> _Given task_:
Below is a listing; copy all of it exactly.

> _Material for this exercise_:
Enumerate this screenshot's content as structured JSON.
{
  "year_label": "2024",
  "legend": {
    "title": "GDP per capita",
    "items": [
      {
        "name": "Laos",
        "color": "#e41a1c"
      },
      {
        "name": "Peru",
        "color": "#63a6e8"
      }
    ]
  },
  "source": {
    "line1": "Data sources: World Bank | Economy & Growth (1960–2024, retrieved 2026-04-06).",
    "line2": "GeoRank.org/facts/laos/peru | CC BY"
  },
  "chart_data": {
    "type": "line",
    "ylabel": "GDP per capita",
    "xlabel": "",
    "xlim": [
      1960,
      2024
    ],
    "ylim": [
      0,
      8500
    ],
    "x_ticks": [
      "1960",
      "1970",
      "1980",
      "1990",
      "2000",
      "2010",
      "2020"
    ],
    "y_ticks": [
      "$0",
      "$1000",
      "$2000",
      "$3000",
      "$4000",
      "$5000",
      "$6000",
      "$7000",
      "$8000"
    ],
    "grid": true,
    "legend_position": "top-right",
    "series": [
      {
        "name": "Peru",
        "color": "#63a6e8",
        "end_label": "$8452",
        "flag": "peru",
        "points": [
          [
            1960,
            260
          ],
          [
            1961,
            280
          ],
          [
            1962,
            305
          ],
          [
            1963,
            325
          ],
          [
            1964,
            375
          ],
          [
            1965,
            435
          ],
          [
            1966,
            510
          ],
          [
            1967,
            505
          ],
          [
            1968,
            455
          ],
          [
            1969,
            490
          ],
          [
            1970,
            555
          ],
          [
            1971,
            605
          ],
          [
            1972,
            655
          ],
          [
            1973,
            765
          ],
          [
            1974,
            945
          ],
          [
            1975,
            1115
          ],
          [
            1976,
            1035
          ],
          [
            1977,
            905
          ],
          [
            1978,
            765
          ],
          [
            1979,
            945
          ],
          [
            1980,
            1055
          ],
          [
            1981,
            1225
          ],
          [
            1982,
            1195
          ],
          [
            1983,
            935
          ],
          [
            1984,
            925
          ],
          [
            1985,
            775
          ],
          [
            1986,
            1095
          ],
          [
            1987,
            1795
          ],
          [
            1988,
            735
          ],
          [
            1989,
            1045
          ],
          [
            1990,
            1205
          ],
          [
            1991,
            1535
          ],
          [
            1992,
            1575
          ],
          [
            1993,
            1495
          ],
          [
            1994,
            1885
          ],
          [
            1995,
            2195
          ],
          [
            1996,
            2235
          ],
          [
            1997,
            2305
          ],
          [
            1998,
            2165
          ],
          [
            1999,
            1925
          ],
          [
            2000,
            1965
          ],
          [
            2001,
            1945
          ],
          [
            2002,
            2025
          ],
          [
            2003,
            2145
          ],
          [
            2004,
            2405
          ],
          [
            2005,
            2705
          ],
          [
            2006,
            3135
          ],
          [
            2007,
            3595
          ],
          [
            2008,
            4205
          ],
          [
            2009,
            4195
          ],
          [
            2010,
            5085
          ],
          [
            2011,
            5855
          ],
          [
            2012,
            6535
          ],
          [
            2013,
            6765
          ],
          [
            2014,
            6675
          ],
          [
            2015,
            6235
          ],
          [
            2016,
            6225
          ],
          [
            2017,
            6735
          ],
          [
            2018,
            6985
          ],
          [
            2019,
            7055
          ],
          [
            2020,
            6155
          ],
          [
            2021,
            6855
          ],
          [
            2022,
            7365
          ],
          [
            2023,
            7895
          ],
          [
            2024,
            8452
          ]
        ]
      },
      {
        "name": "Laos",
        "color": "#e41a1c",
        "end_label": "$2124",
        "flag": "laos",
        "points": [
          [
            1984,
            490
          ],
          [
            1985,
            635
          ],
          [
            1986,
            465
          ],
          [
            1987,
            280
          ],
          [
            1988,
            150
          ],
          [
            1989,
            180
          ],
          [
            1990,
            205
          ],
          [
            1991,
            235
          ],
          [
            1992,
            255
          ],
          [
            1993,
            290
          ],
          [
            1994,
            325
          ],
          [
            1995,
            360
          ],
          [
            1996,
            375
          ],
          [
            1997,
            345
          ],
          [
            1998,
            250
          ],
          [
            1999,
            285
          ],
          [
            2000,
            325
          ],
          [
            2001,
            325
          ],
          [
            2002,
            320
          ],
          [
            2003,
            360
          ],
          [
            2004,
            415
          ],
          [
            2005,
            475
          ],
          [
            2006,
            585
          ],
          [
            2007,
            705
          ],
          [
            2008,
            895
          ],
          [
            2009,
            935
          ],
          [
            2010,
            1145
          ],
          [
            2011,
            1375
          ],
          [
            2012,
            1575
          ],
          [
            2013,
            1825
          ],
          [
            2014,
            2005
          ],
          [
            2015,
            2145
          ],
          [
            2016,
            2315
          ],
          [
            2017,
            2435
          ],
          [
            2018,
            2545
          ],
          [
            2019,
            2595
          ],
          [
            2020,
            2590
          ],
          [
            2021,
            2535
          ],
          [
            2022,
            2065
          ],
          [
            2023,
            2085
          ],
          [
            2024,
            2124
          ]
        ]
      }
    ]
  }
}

> _Full solution_:
Enumerate this screenshot's content as structured JSON.
{
  "year_label": "2024",
  "legend": {
    "title": "GDP per capita",
    "items": [
      {
        "name": "Laos",
        "color": "#e41a1c"
      },
      {
        "name": "Peru",
        "color": "#63a6e8"
      }
    ]
  },
  "source": {
    "line1": "Data sources: World Bank | Economy & Growth (1960–2024, retrieved 2026-04-06).",
    "line2": "GeoRank.org/facts/laos/peru | CC BY"
  },
  "chart_data": {
    "type": "line",
    "ylabel": "GDP per capita",
    "xlabel": "",
    "xlim": [
      1960,
      2024
    ],
    "ylim": [
      0,
      8500
    ],
    "x_ticks": [
      "1960",
      "1970",
      "1980",
      "1990",
      "2000",
      "2010",
      "2020"
    ],
    "y_ticks": [
      "$0",
      "$1000",
      "$2000",
      "$3000",
      "$4000",
      "$5000",
      "$6000",
      "$7000",
      "$8000"
    ],
    "grid": true,
    "legend_position": "top-right",
    "series": [
      {
        "name": "Peru",
        "color": "#63a6e8",
        "end_label": "$8452",
        "flag": "peru",
        "points": [
          [
            1960,
            260
          ],
          [
            1961,
            280
          ],
          [
            1962,
            305
          ],
          [
            1963,
            325
          ],
          [
            1964,
            375
          ],
          [
            1965,
            435
          ],
          [
            1966,
            510
          ],
          [
            1967,
            505
          ],
          [
            1968,
            455
          ],
          [
            1969,
            490
          ],
          [
            1970,
            555
          ],
          [
            1971,
            605
          ],
          [
            1972,
            655
          ],
          [
            1973,
            765
          ],
          [
            1974,
            945
          ],
          [
            1975,
            1115
          ],
          [
            1976,
            1035
          ],
          [
            1977,
            905
          ],
          [
            1978,
            765
          ],
          [
            1979,
            945
          ],
          [
            1980,
            1055
          ],
          [
            1981,
            1225
          ],
          [
            1982,
            1195
          ],
          [
            1983,
            935
          ],
          [
            1984,
            925
          ],
          [
            1985,
            775
          ],
          [
            1986,
            1095
          ],
          [
            1987,
            1795
          ],
          [
            1988,
            735
          ],
          [
            1989,
            1045
          ],
          [
            1990,
            1205
          ],
          [
            1991,
            1535
          ],
          [
            1992,
            1575
          ],
          [
            1993,
            1495
          ],
          [
            1994,
            1885
          ],
          [
            1995,
            2195
          ],
          [
            1996,
            2235
          ],
          [
            1997,
            2305
          ],
          [
            1998,
            2165
          ],
          [
            1999,
            1925
          ],
          [
            2000,
            1965
          ],
          [
            2001,
            1945
          ],
          [
            2002,
            2025
          ],
          [
            2003,
            2145
          ],
          [
            2004,
            2405
          ],
          [
            2005,
            2705
          ],
          [
            2006,
            3135
          ],
          [
            2007,
            3595
          ],
          [
            2008,
            4205
          ],
          [
            2009,
            4195
          ],
          [
            2010,
            5085
          ],
          [
            2011,
            5855
          ],
          [
            2012,
            6535
          ],
          [
            2013,
            6765
          ],
          [
            2014,
            6675
          ],
          [
            2015,
            6235
          ],
          [
            2016,
            6225
          ],
          [
            2017,
            6735
          ],
          [
            2018,
            6985
          ],
          [
            2019,
            7055
          ],
          [
            2020,
            6155
          ],
          [
            2021,
            6855
          ],
          [
            2022,
            7365
          ],
          [
            2023,
            7895
          ],
          [
            2024,
            8452
          ]
        ]
      },
      {
        "name": "Laos",
        "color": "#e41a1c",
        "end_label": "$2124",
        "flag": "laos",
        "points": [
          [
            1984,
            490
          ],
          [
            1985,
            635
          ],
          [
            1986,
            465
          ],
          [
            1987,
            280
          ],
          [
            1988,
            150
          ],
          [
            1989,
            180
          ],
          [
            1990,
            205
          ],
          [
            1991,
            235
          ],
          [
            1992,
            255
          ],
          [
            1993,
            290
          ],
          [
            1994,
            325
          ],
          [
            1995,
            360
          ],
          [
            1996,
            375
          ],
          [
            1997,
            345
          ],
          [
            1998,
            250
          ],
          [
            1999,
            285
          ],
          [
            2000,
            325
          ],
          [
            2001,
            325
          ],
          [
            2002,
            320
          ],
          [
            2003,
            360
          ],
          [
            2004,
            415
          ],
          [
            2005,
            475
          ],
          [
            2006,
            585
          ],
          [
            2007,
            705
          ],
          [
            2008,
            895
          ],
          [
            2009,
            935
          ],
          [
            2010,
            1145
          ],
          [
            2011,
            1375
          ],
          [
            2012,
            1575
          ],
          [
            2013,
            1825
          ],
          [
            2014,
            2005
          ],
          [
            2015,
            2145
          ],
          [
            2016,
            2315
          ],
          [
            2017,
            2435
          ],
          [
            2018,
            2545
          ],
          [
            2019,
            2595
          ],
          [
            2020,
            2590
          ],
          [
            2021,
            2535
          ],
          [
            2022,
            2065
          ],
          [
            2023,
            2085
          ],
          [
            2024,
            2124
          ]
        ]
      }
    ]
  }
}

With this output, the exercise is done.